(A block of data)

__________________________________________________

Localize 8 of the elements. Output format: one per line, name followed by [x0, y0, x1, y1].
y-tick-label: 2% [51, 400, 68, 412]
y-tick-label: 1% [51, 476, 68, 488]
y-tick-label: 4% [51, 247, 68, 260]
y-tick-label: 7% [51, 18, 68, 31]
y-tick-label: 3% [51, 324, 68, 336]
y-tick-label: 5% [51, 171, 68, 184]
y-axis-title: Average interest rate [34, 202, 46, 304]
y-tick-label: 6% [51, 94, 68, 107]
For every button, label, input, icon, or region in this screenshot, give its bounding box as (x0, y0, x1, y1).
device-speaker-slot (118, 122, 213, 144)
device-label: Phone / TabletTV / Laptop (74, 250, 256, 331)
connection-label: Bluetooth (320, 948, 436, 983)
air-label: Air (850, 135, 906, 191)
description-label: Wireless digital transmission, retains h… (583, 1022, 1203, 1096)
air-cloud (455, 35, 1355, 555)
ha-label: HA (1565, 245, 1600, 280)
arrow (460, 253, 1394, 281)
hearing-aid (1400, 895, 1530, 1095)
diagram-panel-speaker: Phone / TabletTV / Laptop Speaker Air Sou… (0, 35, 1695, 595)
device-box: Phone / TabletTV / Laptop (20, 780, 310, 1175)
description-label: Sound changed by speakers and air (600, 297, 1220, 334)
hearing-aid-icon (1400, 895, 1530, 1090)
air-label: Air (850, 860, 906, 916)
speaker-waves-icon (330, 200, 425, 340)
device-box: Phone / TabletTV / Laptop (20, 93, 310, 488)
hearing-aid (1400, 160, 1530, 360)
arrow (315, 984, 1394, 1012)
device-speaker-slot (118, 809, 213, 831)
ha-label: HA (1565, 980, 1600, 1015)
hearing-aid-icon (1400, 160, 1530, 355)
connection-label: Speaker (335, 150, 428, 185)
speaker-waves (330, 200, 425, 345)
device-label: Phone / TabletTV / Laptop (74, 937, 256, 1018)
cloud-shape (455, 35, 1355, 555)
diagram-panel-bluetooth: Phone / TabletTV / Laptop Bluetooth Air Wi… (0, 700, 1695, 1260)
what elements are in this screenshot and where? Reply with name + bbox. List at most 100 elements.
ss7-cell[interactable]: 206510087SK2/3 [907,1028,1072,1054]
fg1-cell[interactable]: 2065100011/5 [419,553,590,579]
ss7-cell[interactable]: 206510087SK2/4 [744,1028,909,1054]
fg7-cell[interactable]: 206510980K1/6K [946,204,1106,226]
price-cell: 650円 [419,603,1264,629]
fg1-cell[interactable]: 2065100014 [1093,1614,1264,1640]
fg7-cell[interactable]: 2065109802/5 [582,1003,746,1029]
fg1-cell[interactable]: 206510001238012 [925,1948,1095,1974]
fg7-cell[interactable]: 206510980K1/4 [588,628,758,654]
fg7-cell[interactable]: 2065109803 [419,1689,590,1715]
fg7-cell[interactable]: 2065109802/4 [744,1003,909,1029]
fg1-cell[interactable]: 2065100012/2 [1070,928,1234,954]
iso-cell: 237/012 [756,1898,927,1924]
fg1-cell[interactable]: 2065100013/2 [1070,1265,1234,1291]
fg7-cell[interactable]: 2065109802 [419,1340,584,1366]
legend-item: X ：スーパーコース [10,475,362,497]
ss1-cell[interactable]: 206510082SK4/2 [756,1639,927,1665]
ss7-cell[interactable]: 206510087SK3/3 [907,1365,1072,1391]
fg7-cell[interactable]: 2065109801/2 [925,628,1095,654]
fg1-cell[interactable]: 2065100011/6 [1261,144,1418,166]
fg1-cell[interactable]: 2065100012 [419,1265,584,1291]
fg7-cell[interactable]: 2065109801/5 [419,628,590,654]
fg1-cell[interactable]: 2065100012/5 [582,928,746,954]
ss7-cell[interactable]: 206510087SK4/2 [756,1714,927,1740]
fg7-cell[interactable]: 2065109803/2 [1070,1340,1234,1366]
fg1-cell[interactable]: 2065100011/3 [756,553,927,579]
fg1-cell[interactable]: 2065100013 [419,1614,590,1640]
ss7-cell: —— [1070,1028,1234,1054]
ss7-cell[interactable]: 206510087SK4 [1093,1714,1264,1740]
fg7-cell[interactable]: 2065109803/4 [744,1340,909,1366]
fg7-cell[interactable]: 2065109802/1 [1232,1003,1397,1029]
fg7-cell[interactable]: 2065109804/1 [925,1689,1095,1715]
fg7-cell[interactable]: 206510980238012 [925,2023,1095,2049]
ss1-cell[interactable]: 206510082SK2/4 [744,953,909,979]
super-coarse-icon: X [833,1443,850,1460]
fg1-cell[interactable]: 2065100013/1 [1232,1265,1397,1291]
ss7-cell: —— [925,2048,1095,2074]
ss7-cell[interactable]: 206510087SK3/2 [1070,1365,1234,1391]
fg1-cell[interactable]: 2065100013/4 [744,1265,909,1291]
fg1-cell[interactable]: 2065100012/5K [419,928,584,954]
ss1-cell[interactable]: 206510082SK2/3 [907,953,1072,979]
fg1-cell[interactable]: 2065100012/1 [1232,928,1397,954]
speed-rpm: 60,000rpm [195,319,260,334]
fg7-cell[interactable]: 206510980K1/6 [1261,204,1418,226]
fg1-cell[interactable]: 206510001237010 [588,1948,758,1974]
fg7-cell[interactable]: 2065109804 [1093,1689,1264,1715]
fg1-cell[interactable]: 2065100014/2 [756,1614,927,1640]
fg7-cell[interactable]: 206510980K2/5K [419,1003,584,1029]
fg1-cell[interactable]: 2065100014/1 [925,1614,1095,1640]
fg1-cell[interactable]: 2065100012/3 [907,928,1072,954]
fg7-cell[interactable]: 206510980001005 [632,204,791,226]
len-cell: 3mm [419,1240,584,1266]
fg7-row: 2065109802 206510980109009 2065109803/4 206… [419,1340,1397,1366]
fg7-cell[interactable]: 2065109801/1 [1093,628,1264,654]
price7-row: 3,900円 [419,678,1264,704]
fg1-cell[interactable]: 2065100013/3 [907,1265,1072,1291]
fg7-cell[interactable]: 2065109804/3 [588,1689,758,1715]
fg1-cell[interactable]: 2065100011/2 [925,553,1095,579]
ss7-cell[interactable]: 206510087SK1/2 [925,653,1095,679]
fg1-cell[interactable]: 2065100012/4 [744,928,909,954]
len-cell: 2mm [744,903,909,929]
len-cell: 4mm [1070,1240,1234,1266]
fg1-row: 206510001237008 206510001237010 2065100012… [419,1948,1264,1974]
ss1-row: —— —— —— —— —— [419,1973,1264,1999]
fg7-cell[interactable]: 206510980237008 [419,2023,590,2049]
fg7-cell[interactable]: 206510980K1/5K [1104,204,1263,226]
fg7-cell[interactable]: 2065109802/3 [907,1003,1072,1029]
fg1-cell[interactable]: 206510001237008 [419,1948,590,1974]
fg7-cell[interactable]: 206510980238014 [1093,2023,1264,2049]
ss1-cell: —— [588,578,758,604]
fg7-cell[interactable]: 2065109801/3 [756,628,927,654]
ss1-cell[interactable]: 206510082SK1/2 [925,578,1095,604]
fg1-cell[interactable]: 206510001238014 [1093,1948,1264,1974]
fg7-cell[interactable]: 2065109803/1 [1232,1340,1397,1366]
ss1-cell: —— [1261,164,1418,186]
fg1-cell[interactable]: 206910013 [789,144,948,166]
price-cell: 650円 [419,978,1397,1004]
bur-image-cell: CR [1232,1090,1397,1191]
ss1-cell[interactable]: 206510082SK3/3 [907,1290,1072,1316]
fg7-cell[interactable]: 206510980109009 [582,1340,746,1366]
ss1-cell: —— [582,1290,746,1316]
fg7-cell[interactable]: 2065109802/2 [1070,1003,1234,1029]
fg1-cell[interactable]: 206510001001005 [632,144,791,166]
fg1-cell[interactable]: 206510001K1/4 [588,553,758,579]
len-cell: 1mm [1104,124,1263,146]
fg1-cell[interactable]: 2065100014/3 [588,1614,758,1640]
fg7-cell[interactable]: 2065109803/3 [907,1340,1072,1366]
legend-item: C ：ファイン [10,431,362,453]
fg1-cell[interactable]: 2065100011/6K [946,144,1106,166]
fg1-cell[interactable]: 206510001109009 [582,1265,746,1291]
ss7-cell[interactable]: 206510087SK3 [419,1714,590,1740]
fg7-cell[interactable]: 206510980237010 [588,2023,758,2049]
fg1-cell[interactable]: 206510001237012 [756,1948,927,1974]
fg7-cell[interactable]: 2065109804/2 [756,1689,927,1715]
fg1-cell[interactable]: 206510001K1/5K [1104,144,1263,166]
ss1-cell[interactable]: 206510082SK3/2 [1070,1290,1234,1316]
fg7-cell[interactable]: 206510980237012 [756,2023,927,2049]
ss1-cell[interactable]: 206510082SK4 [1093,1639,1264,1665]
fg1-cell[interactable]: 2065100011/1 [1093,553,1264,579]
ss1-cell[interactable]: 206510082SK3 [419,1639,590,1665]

__________________________________________________

◆ **Task details**: Rewrite everything from the start of the rows down to the line containing "y-tick-label: 6% [51, 94, 68, 107]" as a numbered list, leaving out any blank lines.

◆ **Response to this exercise**:
1. Localize 8 of the elements. Output format: one per line, name followed by [x0, y0, x1, y1].
2. y-tick-label: 2% [51, 400, 68, 412]
3. y-tick-label: 1% [51, 476, 68, 488]
4. y-tick-label: 4% [51, 247, 68, 260]
5. y-tick-label: 7% [51, 18, 68, 31]
6. y-tick-label: 3% [51, 324, 68, 336]
7. y-tick-label: 5% [51, 171, 68, 184]
8. y-axis-title: Average interest rate [34, 202, 46, 304]
9. y-tick-label: 6% [51, 94, 68, 107]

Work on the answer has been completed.